__REQUEST__
Provide the data again in its entirety, exactly as given.
— START DATA ENTRIES —
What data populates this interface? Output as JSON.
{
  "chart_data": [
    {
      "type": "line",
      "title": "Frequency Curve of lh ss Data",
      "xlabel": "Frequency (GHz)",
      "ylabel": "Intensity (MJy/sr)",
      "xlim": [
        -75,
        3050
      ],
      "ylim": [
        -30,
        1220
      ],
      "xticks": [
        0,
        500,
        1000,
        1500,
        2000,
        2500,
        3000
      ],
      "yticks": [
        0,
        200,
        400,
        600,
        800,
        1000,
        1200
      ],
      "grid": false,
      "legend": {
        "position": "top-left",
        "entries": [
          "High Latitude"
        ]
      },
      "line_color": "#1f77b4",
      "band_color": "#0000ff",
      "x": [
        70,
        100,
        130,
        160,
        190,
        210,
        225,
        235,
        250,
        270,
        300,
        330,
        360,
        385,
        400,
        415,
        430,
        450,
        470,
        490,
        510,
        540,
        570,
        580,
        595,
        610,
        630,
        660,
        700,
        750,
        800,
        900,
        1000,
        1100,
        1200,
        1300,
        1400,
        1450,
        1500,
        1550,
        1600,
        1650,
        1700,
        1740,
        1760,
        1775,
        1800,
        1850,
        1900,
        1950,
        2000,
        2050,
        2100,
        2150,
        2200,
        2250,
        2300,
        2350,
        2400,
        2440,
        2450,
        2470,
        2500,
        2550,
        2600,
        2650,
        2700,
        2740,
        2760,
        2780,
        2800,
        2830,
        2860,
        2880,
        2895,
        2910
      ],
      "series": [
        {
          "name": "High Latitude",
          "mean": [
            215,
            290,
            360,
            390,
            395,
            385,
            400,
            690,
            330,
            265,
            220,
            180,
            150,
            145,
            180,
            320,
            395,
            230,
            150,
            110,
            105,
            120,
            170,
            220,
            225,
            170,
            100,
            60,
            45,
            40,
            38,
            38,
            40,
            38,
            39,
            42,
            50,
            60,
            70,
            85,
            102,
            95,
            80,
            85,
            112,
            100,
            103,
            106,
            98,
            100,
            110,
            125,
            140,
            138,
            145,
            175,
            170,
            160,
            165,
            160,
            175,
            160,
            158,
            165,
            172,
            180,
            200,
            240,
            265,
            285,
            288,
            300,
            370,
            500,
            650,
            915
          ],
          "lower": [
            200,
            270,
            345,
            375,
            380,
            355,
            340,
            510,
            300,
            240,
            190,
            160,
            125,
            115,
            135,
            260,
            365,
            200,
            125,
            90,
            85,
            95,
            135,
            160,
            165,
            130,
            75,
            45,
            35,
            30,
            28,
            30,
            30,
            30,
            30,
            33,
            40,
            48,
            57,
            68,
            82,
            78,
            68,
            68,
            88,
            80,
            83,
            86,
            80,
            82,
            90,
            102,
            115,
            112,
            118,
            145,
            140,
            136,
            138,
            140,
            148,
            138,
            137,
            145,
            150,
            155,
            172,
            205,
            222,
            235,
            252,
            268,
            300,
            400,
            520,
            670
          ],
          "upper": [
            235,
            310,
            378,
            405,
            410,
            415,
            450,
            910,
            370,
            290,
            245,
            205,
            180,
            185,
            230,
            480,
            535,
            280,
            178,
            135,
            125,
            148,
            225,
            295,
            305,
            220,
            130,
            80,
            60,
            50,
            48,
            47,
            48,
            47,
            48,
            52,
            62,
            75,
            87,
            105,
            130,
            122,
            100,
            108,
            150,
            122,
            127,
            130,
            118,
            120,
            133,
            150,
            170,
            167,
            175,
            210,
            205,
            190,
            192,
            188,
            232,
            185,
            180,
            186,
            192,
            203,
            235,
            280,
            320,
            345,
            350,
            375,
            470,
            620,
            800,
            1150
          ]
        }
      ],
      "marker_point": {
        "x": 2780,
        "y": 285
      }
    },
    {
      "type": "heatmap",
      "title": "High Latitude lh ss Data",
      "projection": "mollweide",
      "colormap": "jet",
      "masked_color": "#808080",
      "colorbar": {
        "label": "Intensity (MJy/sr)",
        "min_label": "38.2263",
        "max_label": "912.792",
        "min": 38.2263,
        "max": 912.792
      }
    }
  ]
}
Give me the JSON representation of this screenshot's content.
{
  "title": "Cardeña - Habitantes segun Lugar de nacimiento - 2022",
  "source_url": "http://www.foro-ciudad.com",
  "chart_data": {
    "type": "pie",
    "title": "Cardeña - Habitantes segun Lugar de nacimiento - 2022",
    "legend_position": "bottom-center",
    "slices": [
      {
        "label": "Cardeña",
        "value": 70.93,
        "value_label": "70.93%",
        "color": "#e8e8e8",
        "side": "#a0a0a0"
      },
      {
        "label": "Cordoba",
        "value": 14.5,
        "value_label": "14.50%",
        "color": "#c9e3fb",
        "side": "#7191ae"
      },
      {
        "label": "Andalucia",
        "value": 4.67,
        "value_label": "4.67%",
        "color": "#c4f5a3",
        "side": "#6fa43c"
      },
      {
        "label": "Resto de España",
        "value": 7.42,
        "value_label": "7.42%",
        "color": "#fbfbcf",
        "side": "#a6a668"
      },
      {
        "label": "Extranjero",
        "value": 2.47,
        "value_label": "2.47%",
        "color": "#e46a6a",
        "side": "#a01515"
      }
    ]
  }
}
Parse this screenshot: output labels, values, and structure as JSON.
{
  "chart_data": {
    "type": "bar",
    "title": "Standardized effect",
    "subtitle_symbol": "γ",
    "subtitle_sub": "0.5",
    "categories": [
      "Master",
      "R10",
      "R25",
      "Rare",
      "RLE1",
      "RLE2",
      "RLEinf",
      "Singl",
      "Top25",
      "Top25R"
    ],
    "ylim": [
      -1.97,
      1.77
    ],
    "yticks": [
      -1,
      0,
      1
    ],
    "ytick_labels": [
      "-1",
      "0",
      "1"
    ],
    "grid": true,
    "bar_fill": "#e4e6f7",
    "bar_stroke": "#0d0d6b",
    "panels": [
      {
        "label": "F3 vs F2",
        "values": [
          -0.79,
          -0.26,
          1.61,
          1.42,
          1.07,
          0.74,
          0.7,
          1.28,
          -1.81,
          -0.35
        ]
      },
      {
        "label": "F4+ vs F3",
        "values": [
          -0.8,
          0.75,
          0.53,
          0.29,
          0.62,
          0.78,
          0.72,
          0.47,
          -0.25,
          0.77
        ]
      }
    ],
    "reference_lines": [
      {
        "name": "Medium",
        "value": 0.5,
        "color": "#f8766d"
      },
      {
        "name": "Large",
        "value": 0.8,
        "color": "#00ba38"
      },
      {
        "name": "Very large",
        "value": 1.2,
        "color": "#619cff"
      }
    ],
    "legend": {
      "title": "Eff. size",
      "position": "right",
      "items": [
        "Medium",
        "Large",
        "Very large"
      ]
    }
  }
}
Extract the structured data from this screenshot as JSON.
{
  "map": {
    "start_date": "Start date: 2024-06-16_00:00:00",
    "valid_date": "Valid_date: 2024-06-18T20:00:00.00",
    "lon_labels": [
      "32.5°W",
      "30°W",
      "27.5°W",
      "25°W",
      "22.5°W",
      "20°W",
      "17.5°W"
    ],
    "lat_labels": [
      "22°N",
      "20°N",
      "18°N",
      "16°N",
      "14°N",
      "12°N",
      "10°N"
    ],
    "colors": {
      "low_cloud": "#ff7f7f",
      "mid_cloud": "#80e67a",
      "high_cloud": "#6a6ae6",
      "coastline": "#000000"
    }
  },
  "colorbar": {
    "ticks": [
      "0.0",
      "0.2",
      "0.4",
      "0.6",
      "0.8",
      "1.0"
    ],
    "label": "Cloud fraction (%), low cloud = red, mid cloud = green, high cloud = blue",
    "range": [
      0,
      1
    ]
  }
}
— END DATA ENTRIES —
__SOLUTION TO THIS EXERCISE__
What data populates this interface? Output as JSON.
{
  "chart_data": [
    {
      "type": "line",
      "title": "Frequency Curve of lh ss Data",
      "xlabel": "Frequency (GHz)",
      "ylabel": "Intensity (MJy/sr)",
      "xlim": [
        -75,
        3050
      ],
      "ylim": [
        -30,
        1220
      ],
      "xticks": [
        0,
        500,
        1000,
        1500,
        2000,
        2500,
        3000
      ],
      "yticks": [
        0,
        200,
        400,
        600,
        800,
        1000,
        1200
      ],
      "grid": false,
      "legend": {
        "position": "top-left",
        "entries": [
          "High Latitude"
        ]
      },
      "line_color": "#1f77b4",
      "band_color": "#0000ff",
      "x": [
        70,
        100,
        130,
        160,
        190,
        210,
        225,
        235,
        250,
        270,
        300,
        330,
        360,
        385,
        400,
        415,
        430,
        450,
        470,
        490,
        510,
        540,
        570,
        580,
        595,
        610,
        630,
        660,
        700,
        750,
        800,
        900,
        1000,
        1100,
        1200,
        1300,
        1400,
        1450,
        1500,
        1550,
        1600,
        1650,
        1700,
        1740,
        1760,
        1775,
        1800,
        1850,
        1900,
        1950,
        2000,
        2050,
        2100,
        2150,
        2200,
        2250,
        2300,
        2350,
        2400,
        2440,
        2450,
        2470,
        2500,
        2550,
        2600,
        2650,
        2700,
        2740,
        2760,
        2780,
        2800,
        2830,
        2860,
        2880,
        2895,
        2910
      ],
      "series": [
        {
          "name": "High Latitude",
          "mean": [
            215,
            290,
            360,
            390,
            395,
            385,
            400,
            690,
            330,
            265,
            220,
            180,
            150,
            145,
            180,
            320,
            395,
            230,
            150,
            110,
            105,
            120,
            170,
            220,
            225,
            170,
            100,
            60,
            45,
            40,
            38,
            38,
            40,
            38,
            39,
            42,
            50,
            60,
            70,
            85,
            102,
            95,
            80,
            85,
            112,
            100,
            103,
            106,
            98,
            100,
            110,
            125,
            140,
            138,
            145,
            175,
            170,
            160,
            165,
            160,
            175,
            160,
            158,
            165,
            172,
            180,
            200,
            240,
            265,
            285,
            288,
            300,
            370,
            500,
            650,
            915
          ],
          "lower": [
            200,
            270,
            345,
            375,
            380,
            355,
            340,
            510,
            300,
            240,
            190,
            160,
            125,
            115,
            135,
            260,
            365,
            200,
            125,
            90,
            85,
            95,
            135,
            160,
            165,
            130,
            75,
            45,
            35,
            30,
            28,
            30,
            30,
            30,
            30,
            33,
            40,
            48,
            57,
            68,
            82,
            78,
            68,
            68,
            88,
            80,
            83,
            86,
            80,
            82,
            90,
            102,
            115,
            112,
            118,
            145,
            140,
            136,
            138,
            140,
            148,
            138,
            137,
            145,
            150,
            155,
            172,
            205,
            222,
            235,
            252,
            268,
            300,
            400,
            520,
            670
          ],
          "upper": [
            235,
            310,
            378,
            405,
            410,
            415,
            450,
            910,
            370,
            290,
            245,
            205,
            180,
            185,
            230,
            480,
            535,
            280,
            178,
            135,
            125,
            148,
            225,
            295,
            305,
            220,
            130,
            80,
            60,
            50,
            48,
            47,
            48,
            47,
            48,
            52,
            62,
            75,
            87,
            105,
            130,
            122,
            100,
            108,
            150,
            122,
            127,
            130,
            118,
            120,
            133,
            150,
            170,
            167,
            175,
            210,
            205,
            190,
            192,
            188,
            232,
            185,
            180,
            186,
            192,
            203,
            235,
            280,
            320,
            345,
            350,
            375,
            470,
            620,
            800,
            1150
          ]
        }
      ],
      "marker_point": {
        "x": 2780,
        "y": 285
      }
    },
    {
      "type": "heatmap",
      "title": "High Latitude lh ss Data",
      "projection": "mollweide",
      "colormap": "jet",
      "masked_color": "#808080",
      "colorbar": {
        "label": "Intensity (MJy/sr)",
        "min_label": "38.2263",
        "max_label": "912.792",
        "min": 38.2263,
        "max": 912.792
      }
    }
  ]
}
Give me the JSON representation of this screenshot's content.
{
  "title": "Cardeña - Habitantes segun Lugar de nacimiento - 2022",
  "source_url": "http://www.foro-ciudad.com",
  "chart_data": {
    "type": "pie",
    "title": "Cardeña - Habitantes segun Lugar de nacimiento - 2022",
    "legend_position": "bottom-center",
    "slices": [
      {
        "label": "Cardeña",
        "value": 70.93,
        "value_label": "70.93%",
        "color": "#e8e8e8",
        "side": "#a0a0a0"
      },
      {
        "label": "Cordoba",
        "value": 14.5,
        "value_label": "14.50%",
        "color": "#c9e3fb",
        "side": "#7191ae"
      },
      {
        "label": "Andalucia",
        "value": 4.67,
        "value_label": "4.67%",
        "color": "#c4f5a3",
        "side": "#6fa43c"
      },
      {
        "label": "Resto de España",
        "value": 7.42,
        "value_label": "7.42%",
        "color": "#fbfbcf",
        "side": "#a6a668"
      },
      {
        "label": "Extranjero",
        "value": 2.47,
        "value_label": "2.47%",
        "color": "#e46a6a",
        "side": "#a01515"
      }
    ]
  }
}
Parse this screenshot: output labels, values, and structure as JSON.
{
  "chart_data": {
    "type": "bar",
    "title": "Standardized effect",
    "subtitle_symbol": "γ",
    "subtitle_sub": "0.5",
    "categories": [
      "Master",
      "R10",
      "R25",
      "Rare",
      "RLE1",
      "RLE2",
      "RLEinf",
      "Singl",
      "Top25",
      "Top25R"
    ],
    "ylim": [
      -1.97,
      1.77
    ],
    "yticks": [
      -1,
      0,
      1
    ],
    "ytick_labels": [
      "-1",
      "0",
      "1"
    ],
    "grid": true,
    "bar_fill": "#e4e6f7",
    "bar_stroke": "#0d0d6b",
    "panels": [
      {
        "label": "F3 vs F2",
        "values": [
          -0.79,
          -0.26,
          1.61,
          1.42,
          1.07,
          0.74,
          0.7,
          1.28,
          -1.81,
          -0.35
        ]
      },
      {
        "label": "F4+ vs F3",
        "values": [
          -0.8,
          0.75,
          0.53,
          0.29,
          0.62,
          0.78,
          0.72,
          0.47,
          -0.25,
          0.77
        ]
      }
    ],
    "reference_lines": [
      {
        "name": "Medium",
        "value": 0.5,
        "color": "#f8766d"
      },
      {
        "name": "Large",
        "value": 0.8,
        "color": "#00ba38"
      },
      {
        "name": "Very large",
        "value": 1.2,
        "color": "#619cff"
      }
    ],
    "legend": {
      "title": "Eff. size",
      "position": "right",
      "items": [
        "Medium",
        "Large",
        "Very large"
      ]
    }
  }
}
Extract the structured data from this screenshot as JSON.
{
  "map": {
    "start_date": "Start date: 2024-06-16_00:00:00",
    "valid_date": "Valid_date: 2024-06-18T20:00:00.00",
    "lon_labels": [
      "32.5°W",
      "30°W",
      "27.5°W",
      "25°W",
      "22.5°W",
      "20°W",
      "17.5°W"
    ],
    "lat_labels": [
      "22°N",
      "20°N",
      "18°N",
      "16°N",
      "14°N",
      "12°N",
      "10°N"
    ],
    "colors": {
      "low_cloud": "#ff7f7f",
      "mid_cloud": "#80e67a",
      "high_cloud": "#6a6ae6",
      "coastline": "#000000"
    }
  },
  "colorbar": {
    "ticks": [
      "0.0",
      "0.2",
      "0.4",
      "0.6",
      "0.8",
      "1.0"
    ],
    "label": "Cloud fraction (%), low cloud = red, mid cloud = green, high cloud = blue",
    "range": [
      0,
      1
    ]
  }
}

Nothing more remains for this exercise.